▶ [Data shown]

^^^^^^^^

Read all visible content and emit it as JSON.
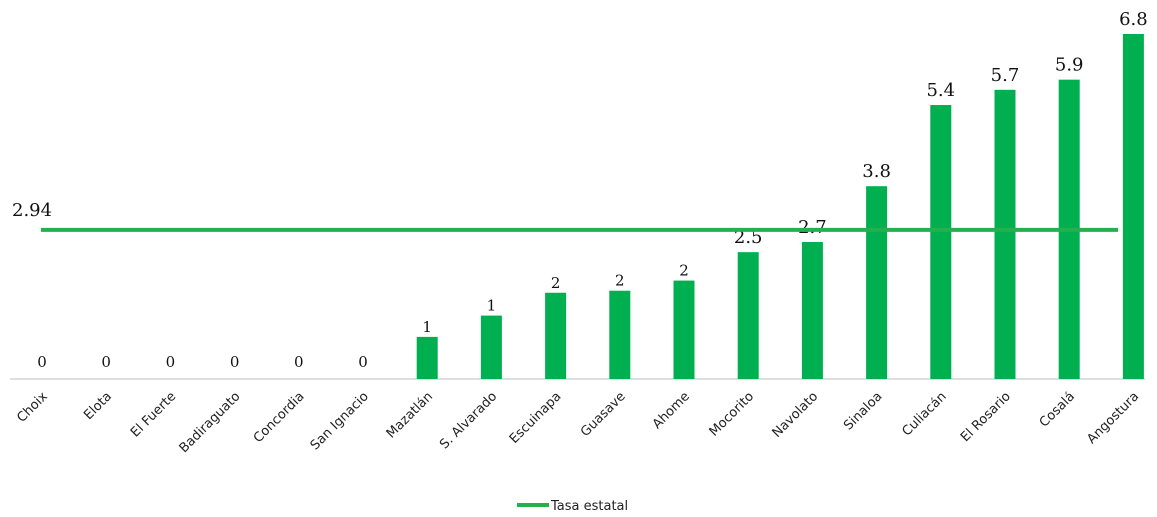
{
  "chart_data": {
    "type": "bar",
    "categories": [
      "Choix",
      "Elota",
      "El Fuerte",
      "Badiraguato",
      "Concordia",
      "San Ignacio",
      "Mazatlán",
      "S. Alvarado",
      "Escuinapa",
      "Guasave",
      "Ahome",
      "Mocorito",
      "Navolato",
      "Sinaloa",
      "Culiacán",
      "El Rosario",
      "Cosalá",
      "Angostura"
    ],
    "values": [
      0,
      0,
      0,
      0,
      0,
      0,
      0.83,
      1.25,
      1.7,
      1.74,
      1.94,
      2.5,
      2.7,
      3.8,
      5.4,
      5.7,
      5.9,
      6.8
    ],
    "data_labels": [
      "0",
      "0",
      "0",
      "0",
      "0",
      "0",
      "1",
      "1",
      "2",
      "2",
      "2",
      "2.5",
      "2.7",
      "3.8",
      "5.4",
      "5.7",
      "5.9",
      "6.8"
    ],
    "reference_line": {
      "name": "Tasa estatal",
      "value": 2.94,
      "label": "2.94"
    },
    "ylim": [
      0,
      6.8
    ],
    "bar_color": "#00b050",
    "line_color": "#22b14c",
    "legend": {
      "position": "bottom-center",
      "entries": [
        "Tasa estatal"
      ]
    },
    "grid": false
  }
}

^^^^^^^^

▶ [Task brief] All of the lines above should be retyped precisely, apart from the pictures.

▶ [Reply]
Read all visible content and emit it as JSON.
{
  "chart_data": {
    "type": "bar",
    "categories": [
      "Choix",
      "Elota",
      "El Fuerte",
      "Badiraguato",
      "Concordia",
      "San Ignacio",
      "Mazatlán",
      "S. Alvarado",
      "Escuinapa",
      "Guasave",
      "Ahome",
      "Mocorito",
      "Navolato",
      "Sinaloa",
      "Culiacán",
      "El Rosario",
      "Cosalá",
      "Angostura"
    ],
    "values": [
      0,
      0,
      0,
      0,
      0,
      0,
      0.83,
      1.25,
      1.7,
      1.74,
      1.94,
      2.5,
      2.7,
      3.8,
      5.4,
      5.7,
      5.9,
      6.8
    ],
    "data_labels": [
      "0",
      "0",
      "0",
      "0",
      "0",
      "0",
      "1",
      "1",
      "2",
      "2",
      "2",
      "2.5",
      "2.7",
      "3.8",
      "5.4",
      "5.7",
      "5.9",
      "6.8"
    ],
    "reference_line": {
      "name": "Tasa estatal",
      "value": 2.94,
      "label": "2.94"
    },
    "ylim": [
      0,
      6.8
    ],
    "bar_color": "#00b050",
    "line_color": "#22b14c",
    "legend": {
      "position": "bottom-center",
      "entries": [
        "Tasa estatal"
      ]
    },
    "grid": false
  }
}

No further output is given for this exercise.